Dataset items
+++

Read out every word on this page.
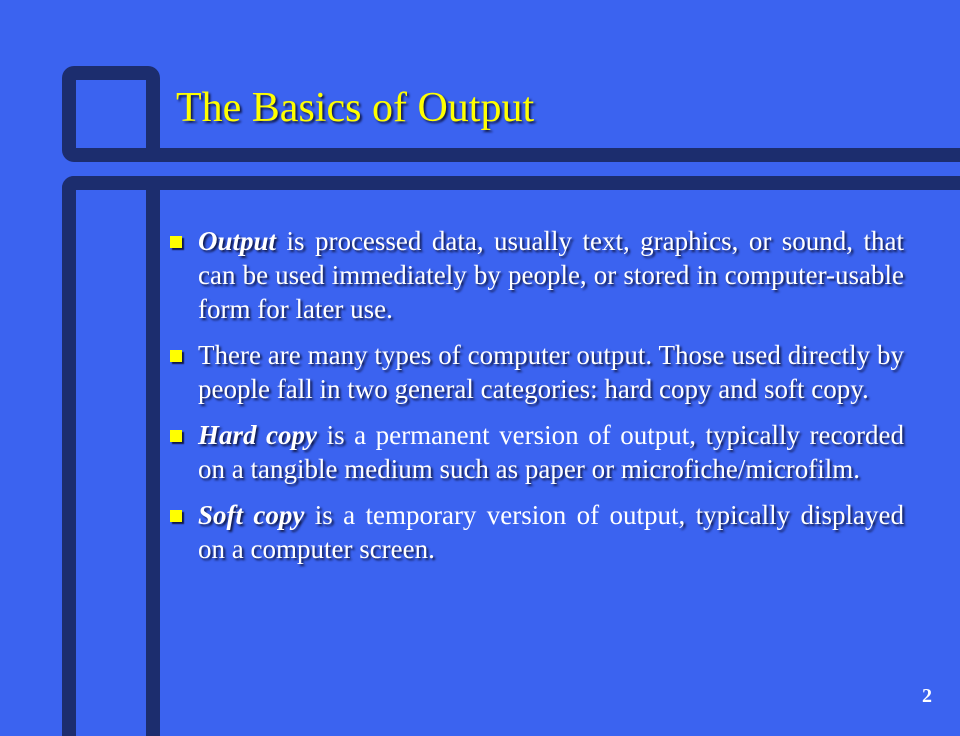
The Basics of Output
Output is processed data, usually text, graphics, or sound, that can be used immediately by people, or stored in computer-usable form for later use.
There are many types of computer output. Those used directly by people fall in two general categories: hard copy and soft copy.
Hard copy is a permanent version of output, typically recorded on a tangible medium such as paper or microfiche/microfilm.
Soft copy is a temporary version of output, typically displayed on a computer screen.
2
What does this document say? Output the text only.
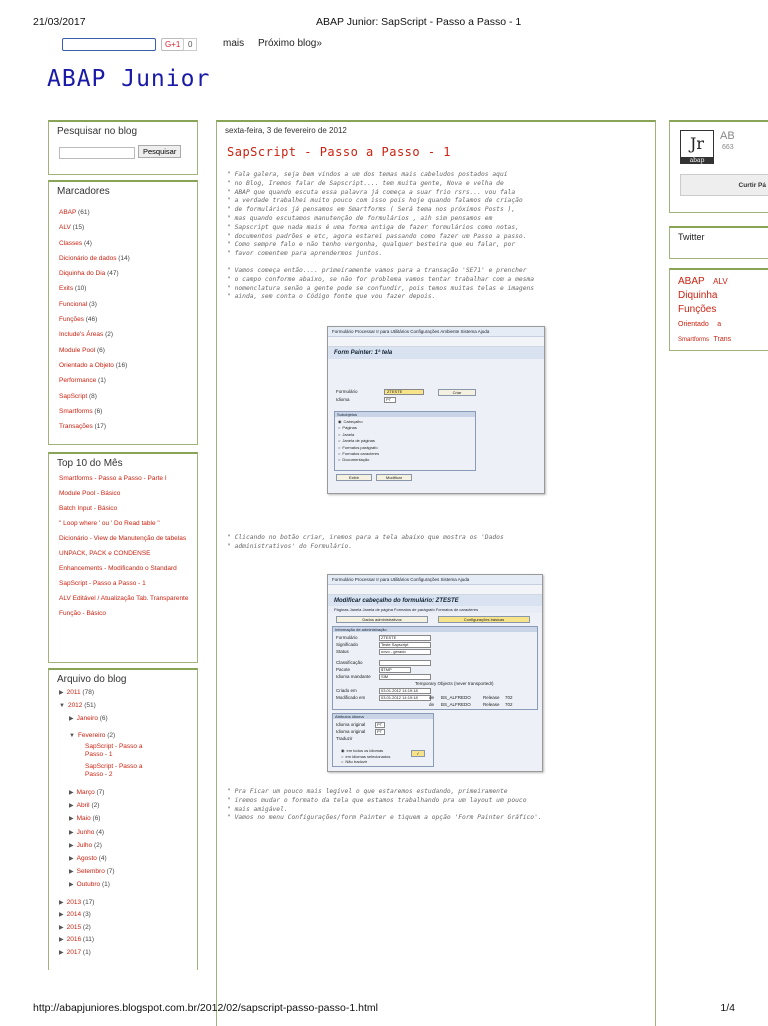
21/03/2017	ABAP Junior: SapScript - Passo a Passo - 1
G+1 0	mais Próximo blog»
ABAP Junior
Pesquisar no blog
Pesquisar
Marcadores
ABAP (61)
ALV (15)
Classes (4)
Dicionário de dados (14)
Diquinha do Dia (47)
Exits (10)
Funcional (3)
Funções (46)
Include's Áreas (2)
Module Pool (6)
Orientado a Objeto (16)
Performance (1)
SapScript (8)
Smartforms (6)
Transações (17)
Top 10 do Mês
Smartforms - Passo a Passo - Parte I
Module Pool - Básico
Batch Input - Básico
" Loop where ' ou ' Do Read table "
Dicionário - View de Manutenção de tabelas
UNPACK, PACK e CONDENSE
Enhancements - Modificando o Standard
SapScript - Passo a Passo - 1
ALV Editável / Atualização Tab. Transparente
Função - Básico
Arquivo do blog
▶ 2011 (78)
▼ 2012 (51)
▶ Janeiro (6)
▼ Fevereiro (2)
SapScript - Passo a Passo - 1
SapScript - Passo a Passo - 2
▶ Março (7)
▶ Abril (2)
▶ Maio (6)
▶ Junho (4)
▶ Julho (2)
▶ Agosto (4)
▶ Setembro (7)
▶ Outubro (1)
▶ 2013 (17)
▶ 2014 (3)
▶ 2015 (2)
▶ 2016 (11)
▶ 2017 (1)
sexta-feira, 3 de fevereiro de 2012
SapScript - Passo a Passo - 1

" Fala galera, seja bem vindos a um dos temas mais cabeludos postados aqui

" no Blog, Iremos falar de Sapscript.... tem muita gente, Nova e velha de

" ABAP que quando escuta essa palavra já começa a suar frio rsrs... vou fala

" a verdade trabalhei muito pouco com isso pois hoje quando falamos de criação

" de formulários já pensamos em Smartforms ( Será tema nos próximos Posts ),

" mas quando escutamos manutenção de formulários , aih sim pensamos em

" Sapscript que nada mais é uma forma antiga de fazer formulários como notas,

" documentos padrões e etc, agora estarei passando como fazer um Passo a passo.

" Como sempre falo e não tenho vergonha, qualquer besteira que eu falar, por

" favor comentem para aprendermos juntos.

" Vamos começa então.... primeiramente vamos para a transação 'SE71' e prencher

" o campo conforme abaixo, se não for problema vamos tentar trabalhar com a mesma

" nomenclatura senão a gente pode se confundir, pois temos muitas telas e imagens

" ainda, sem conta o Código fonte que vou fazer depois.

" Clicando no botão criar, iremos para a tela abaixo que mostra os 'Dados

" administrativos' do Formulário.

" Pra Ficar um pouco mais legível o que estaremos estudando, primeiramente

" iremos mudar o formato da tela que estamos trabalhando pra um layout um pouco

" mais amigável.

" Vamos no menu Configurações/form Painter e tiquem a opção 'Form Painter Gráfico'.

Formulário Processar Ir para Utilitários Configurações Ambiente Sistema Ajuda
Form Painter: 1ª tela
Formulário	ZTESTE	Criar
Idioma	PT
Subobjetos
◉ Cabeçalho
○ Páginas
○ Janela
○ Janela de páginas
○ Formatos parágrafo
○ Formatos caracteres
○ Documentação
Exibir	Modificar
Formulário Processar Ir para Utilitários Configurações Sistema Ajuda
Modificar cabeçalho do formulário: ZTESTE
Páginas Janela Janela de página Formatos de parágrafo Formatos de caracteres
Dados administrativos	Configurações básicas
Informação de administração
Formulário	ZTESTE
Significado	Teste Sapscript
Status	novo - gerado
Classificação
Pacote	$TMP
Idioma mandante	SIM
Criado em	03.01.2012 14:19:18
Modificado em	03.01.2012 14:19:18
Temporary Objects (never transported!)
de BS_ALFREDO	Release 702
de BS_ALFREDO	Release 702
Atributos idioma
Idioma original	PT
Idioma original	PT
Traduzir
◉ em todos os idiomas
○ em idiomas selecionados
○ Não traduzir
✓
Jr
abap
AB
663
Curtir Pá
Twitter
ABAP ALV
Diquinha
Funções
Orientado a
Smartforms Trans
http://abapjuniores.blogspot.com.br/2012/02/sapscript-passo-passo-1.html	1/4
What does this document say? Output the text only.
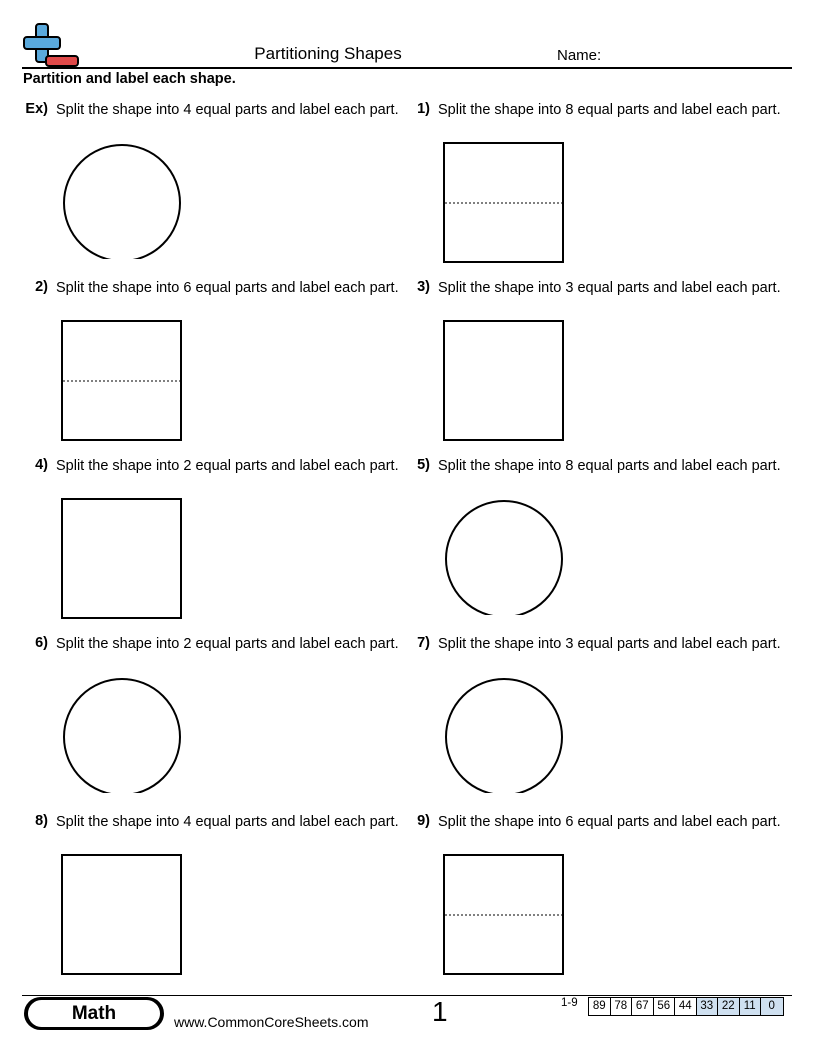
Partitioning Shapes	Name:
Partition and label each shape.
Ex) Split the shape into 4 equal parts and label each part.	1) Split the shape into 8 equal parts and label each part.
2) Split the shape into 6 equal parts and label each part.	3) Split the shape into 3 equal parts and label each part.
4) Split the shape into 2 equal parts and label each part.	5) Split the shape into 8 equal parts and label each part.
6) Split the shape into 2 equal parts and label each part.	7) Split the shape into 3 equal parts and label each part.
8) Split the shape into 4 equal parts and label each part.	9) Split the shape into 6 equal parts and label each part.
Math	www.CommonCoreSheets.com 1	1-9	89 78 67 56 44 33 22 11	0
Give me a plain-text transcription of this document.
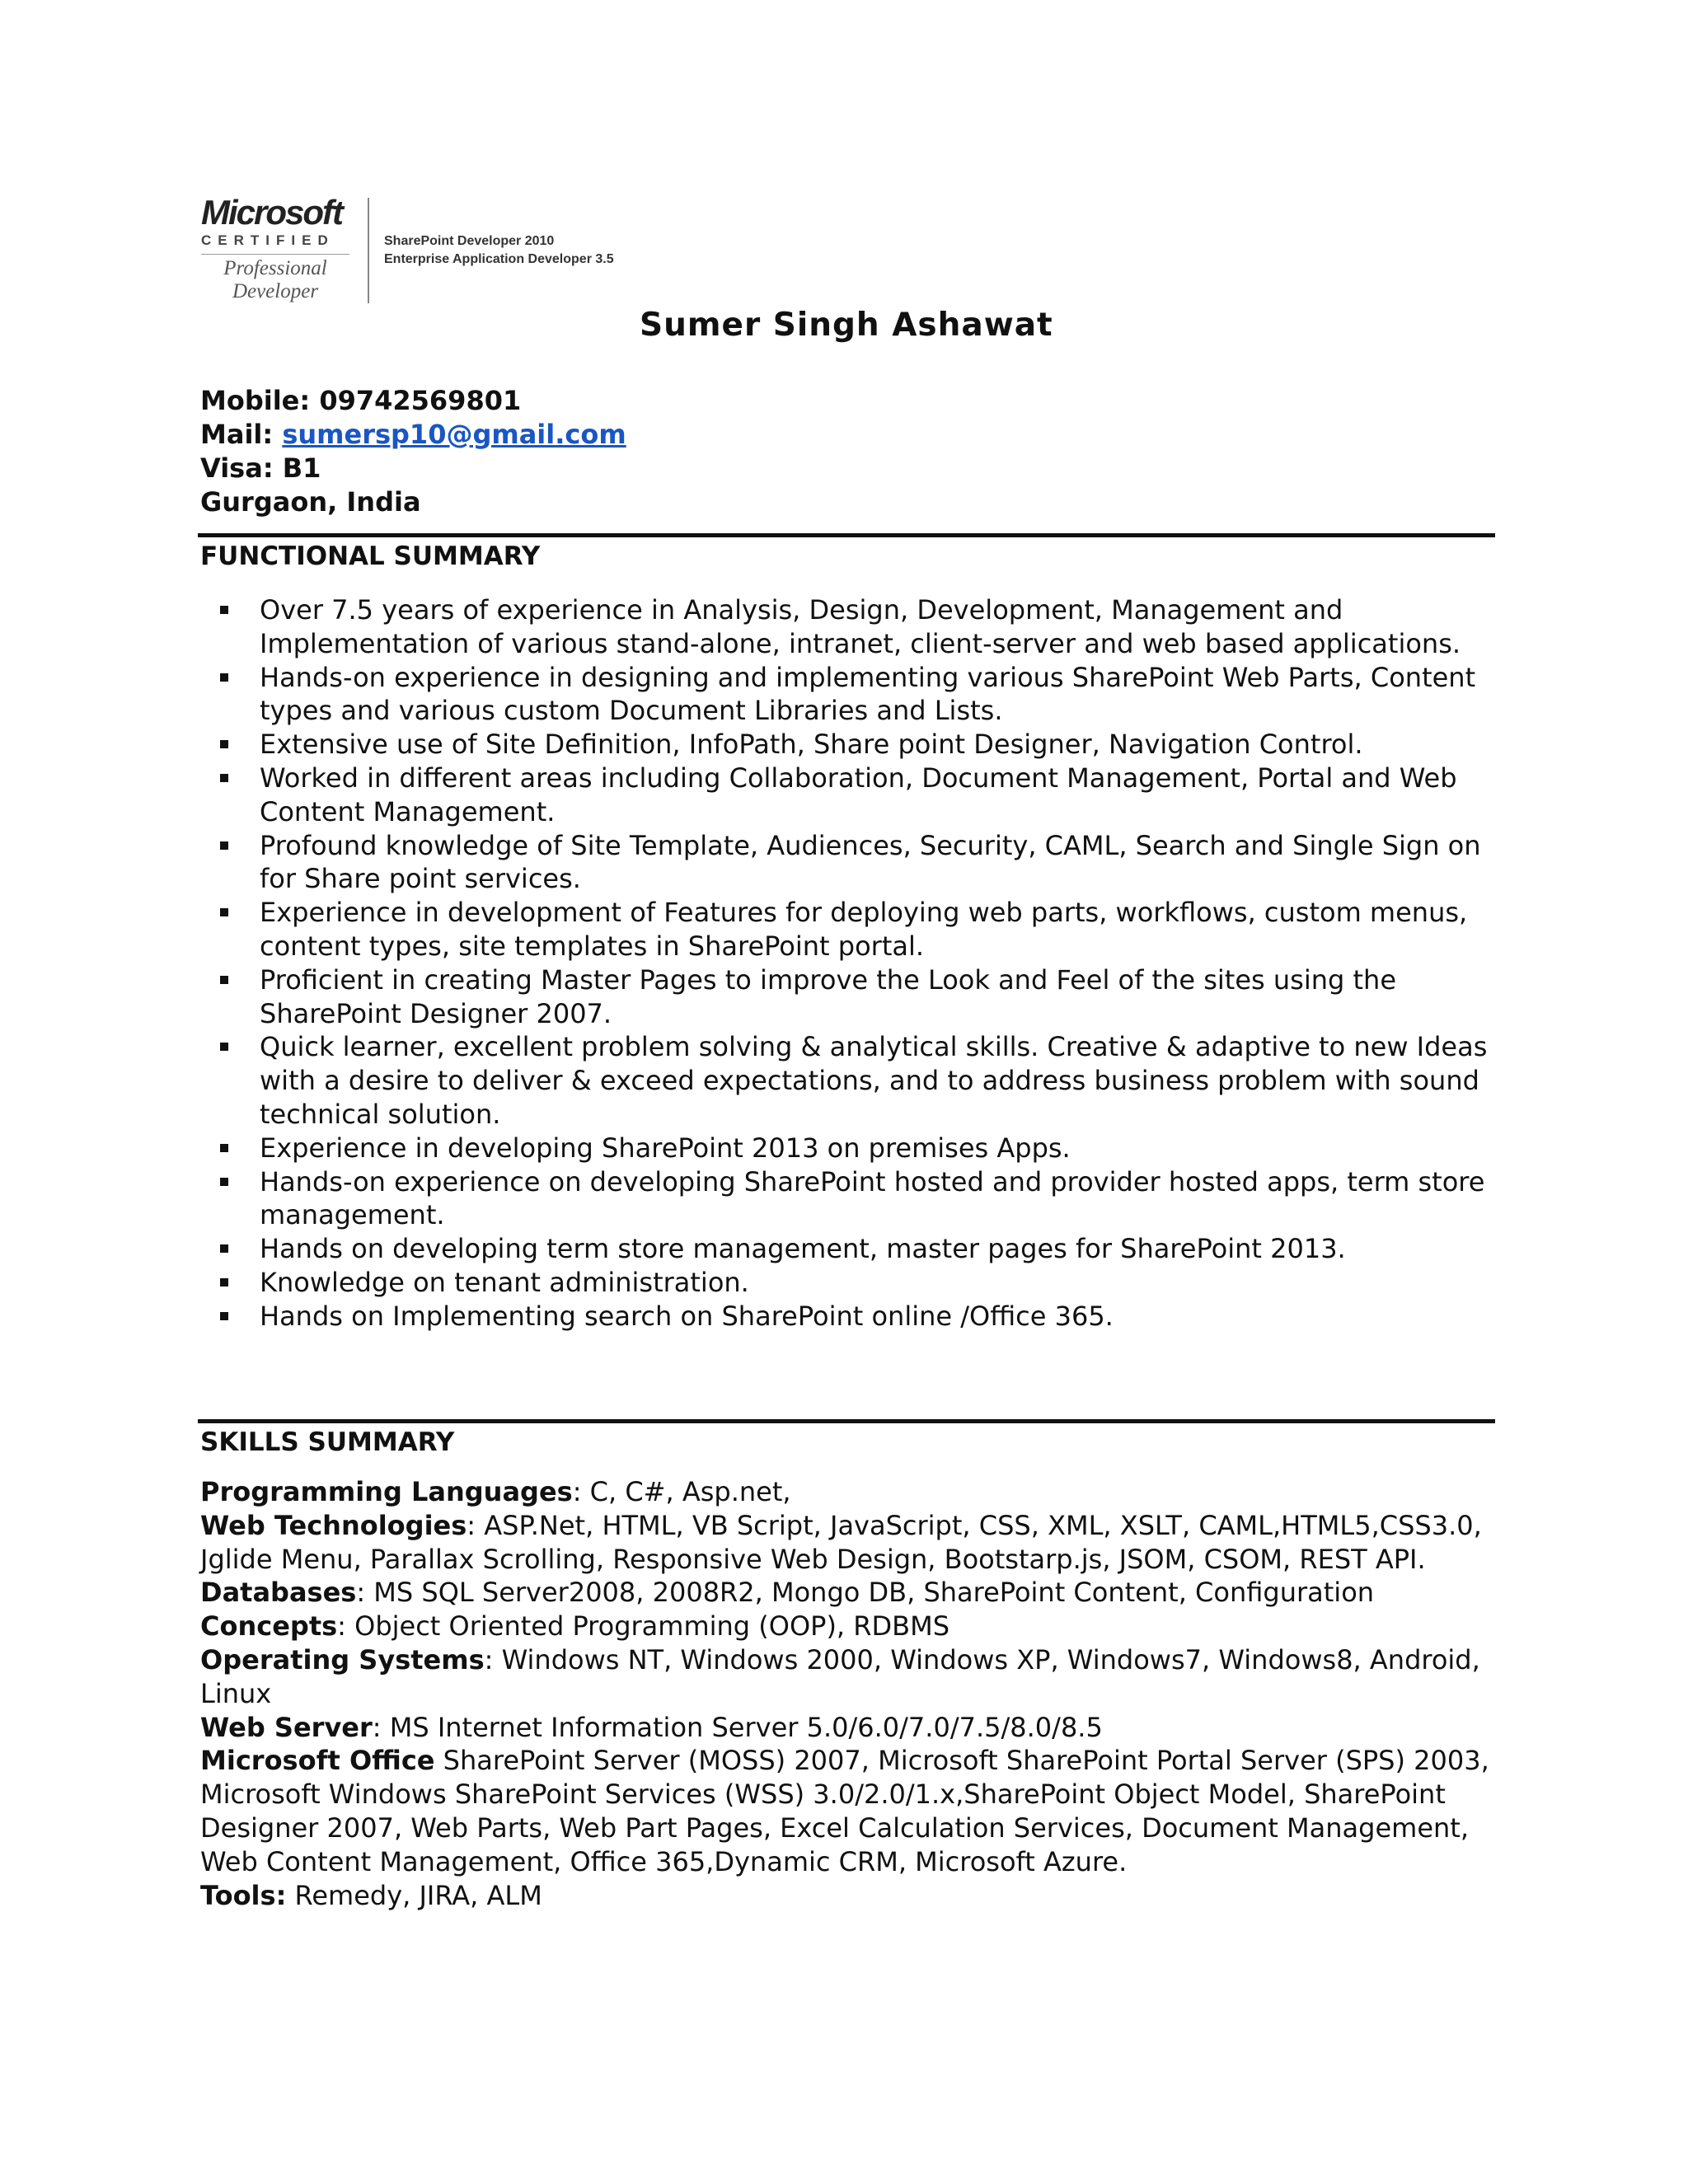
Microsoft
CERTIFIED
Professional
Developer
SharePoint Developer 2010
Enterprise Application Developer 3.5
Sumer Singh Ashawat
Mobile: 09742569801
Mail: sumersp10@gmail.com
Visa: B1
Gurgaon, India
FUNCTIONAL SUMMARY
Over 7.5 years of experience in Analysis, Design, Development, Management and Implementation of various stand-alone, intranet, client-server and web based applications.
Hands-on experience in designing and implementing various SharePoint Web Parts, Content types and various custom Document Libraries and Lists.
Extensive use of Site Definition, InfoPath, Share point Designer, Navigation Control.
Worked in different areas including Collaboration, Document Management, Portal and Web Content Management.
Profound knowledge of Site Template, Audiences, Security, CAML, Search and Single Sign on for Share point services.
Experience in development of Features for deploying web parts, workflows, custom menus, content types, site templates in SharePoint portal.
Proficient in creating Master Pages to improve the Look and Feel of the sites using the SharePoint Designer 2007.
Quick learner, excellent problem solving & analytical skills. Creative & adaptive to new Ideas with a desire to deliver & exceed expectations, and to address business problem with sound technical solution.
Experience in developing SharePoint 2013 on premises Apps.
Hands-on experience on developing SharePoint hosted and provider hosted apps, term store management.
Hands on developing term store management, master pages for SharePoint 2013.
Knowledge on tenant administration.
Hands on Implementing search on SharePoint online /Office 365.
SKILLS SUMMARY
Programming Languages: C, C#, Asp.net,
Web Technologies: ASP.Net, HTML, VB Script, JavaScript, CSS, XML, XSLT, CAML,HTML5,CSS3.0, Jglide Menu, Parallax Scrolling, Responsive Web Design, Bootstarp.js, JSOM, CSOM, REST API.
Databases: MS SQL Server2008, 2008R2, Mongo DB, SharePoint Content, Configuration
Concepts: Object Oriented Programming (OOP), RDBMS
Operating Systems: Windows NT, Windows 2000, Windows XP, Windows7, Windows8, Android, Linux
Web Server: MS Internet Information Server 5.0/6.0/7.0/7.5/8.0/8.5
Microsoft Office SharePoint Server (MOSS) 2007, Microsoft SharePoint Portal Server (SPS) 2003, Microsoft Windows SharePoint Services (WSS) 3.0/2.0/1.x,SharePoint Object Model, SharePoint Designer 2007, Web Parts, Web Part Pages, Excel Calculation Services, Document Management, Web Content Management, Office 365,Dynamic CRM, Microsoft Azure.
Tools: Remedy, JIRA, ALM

+++

▶ _TASK DIRECTIONS_
What is the number of lines in the records that contain "Windows"? Give that number only.

▶ _SOLUTION FOR THIS EXERCISE_
2